What the task requires: Scan the data below for the string "icon". Copy every line where it appears.

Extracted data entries
════
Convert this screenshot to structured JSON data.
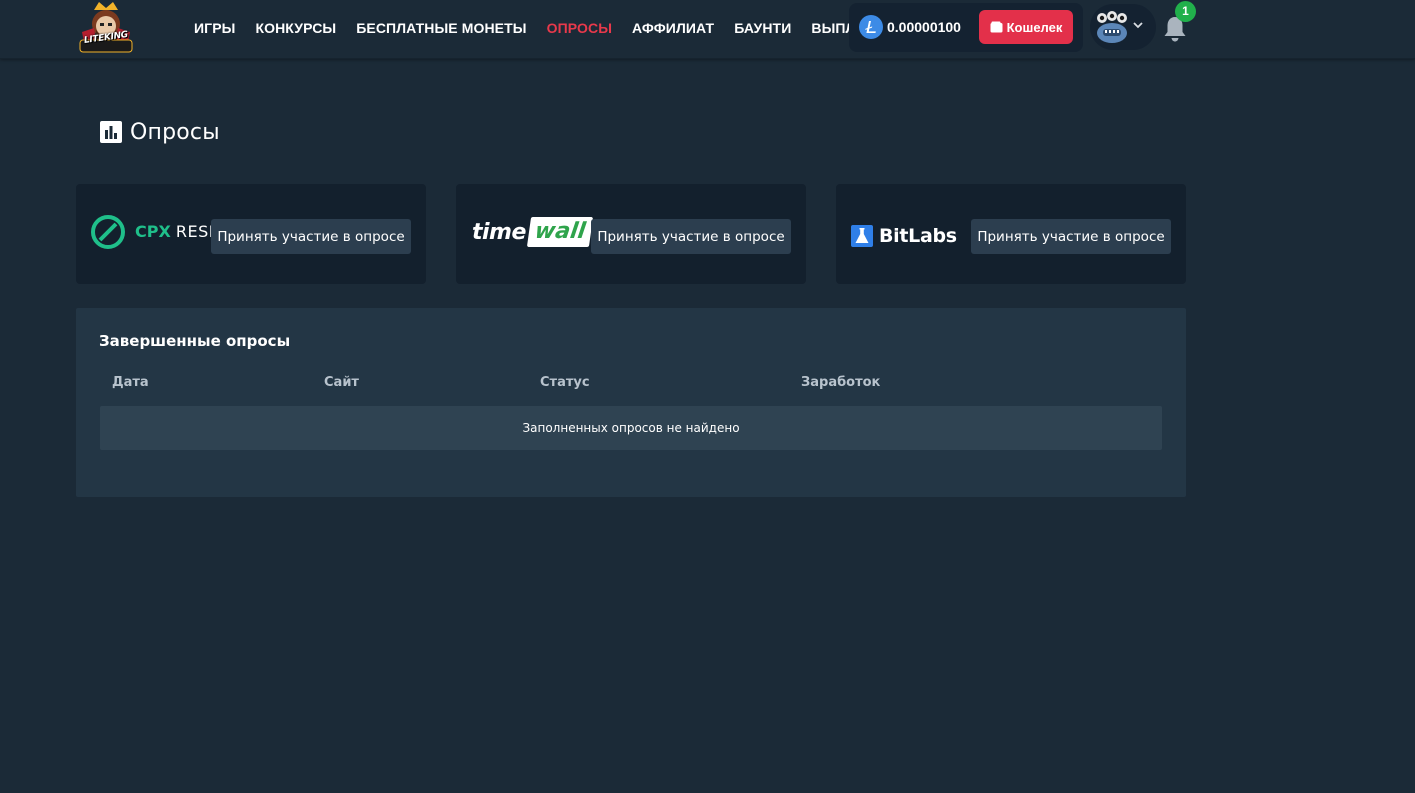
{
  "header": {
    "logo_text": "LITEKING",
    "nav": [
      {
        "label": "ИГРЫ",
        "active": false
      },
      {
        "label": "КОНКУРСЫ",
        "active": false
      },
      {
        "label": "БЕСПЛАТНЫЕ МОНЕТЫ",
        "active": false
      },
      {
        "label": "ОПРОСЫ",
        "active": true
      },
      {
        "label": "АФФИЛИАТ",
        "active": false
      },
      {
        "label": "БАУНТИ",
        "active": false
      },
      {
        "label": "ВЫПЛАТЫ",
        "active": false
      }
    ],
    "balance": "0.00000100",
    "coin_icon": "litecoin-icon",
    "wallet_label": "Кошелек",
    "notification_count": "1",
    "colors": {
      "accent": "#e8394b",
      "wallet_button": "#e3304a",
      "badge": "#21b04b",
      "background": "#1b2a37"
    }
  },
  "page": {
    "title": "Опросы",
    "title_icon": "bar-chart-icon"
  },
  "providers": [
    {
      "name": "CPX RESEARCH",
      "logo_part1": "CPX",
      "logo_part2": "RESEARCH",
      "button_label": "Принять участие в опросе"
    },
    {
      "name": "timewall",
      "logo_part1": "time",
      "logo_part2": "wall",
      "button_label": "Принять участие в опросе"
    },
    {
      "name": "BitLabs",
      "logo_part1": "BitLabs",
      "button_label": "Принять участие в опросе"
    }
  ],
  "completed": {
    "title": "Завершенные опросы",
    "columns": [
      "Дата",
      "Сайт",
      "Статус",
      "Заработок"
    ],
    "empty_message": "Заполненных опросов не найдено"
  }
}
════
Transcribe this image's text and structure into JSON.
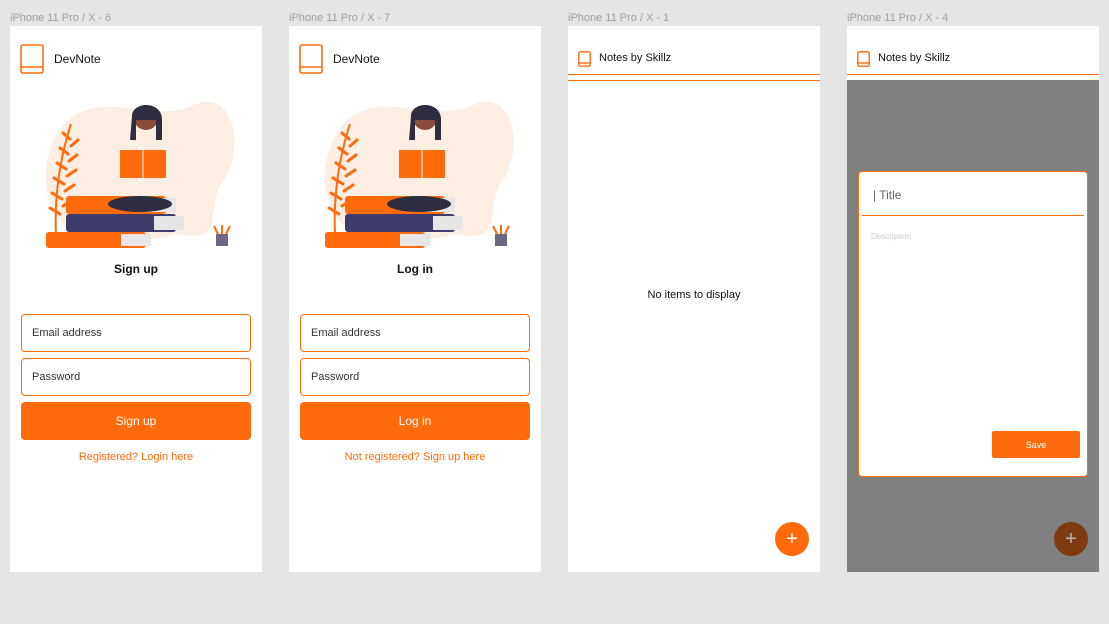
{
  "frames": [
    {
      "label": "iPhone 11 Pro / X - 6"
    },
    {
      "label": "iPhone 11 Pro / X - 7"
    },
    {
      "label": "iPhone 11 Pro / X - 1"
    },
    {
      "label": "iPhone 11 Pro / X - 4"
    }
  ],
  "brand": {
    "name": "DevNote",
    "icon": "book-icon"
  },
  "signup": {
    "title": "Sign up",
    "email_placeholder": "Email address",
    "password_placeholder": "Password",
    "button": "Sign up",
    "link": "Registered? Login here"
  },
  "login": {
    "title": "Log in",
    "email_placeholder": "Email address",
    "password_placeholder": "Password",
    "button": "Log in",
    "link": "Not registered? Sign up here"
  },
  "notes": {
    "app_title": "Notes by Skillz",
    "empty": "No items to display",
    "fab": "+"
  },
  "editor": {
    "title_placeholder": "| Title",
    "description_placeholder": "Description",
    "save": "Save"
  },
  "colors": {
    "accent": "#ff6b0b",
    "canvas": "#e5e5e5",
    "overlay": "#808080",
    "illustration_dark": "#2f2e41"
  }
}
════
Problem solution:
    "coin_icon": "litecoin-icon",
    "title_icon": "bar-chart-icon"
    "icon": "book-icon"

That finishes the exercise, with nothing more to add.